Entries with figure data
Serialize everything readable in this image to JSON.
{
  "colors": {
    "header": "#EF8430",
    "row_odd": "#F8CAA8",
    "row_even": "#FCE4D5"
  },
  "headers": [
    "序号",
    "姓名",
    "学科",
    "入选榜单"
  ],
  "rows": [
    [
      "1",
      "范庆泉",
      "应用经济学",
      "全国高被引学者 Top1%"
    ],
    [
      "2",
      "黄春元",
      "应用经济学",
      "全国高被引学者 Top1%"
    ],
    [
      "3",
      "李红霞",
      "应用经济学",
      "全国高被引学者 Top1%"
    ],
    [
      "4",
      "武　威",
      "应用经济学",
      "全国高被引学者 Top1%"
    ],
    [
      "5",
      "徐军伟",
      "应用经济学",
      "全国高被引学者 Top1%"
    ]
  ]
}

WRITTEN TASK | Each line of the material should be duplicated exactly, please.

EXPECTED OUTPUT |
Serialize everything readable in this image to JSON.
{
  "colors": {
    "header": "#EF8430",
    "row_odd": "#F8CAA8",
    "row_even": "#FCE4D5"
  },
  "headers": [
    "序号",
    "姓名",
    "学科",
    "入选榜单"
  ],
  "rows": [
    [
      "1",
      "范庆泉",
      "应用经济学",
      "全国高被引学者 Top1%"
    ],
    [
      "2",
      "黄春元",
      "应用经济学",
      "全国高被引学者 Top1%"
    ],
    [
      "3",
      "李红霞",
      "应用经济学",
      "全国高被引学者 Top1%"
    ],
    [
      "4",
      "武　威",
      "应用经济学",
      "全国高被引学者 Top1%"
    ],
    [
      "5",
      "徐军伟",
      "应用经济学",
      "全国高被引学者 Top1%"
    ]
  ]
}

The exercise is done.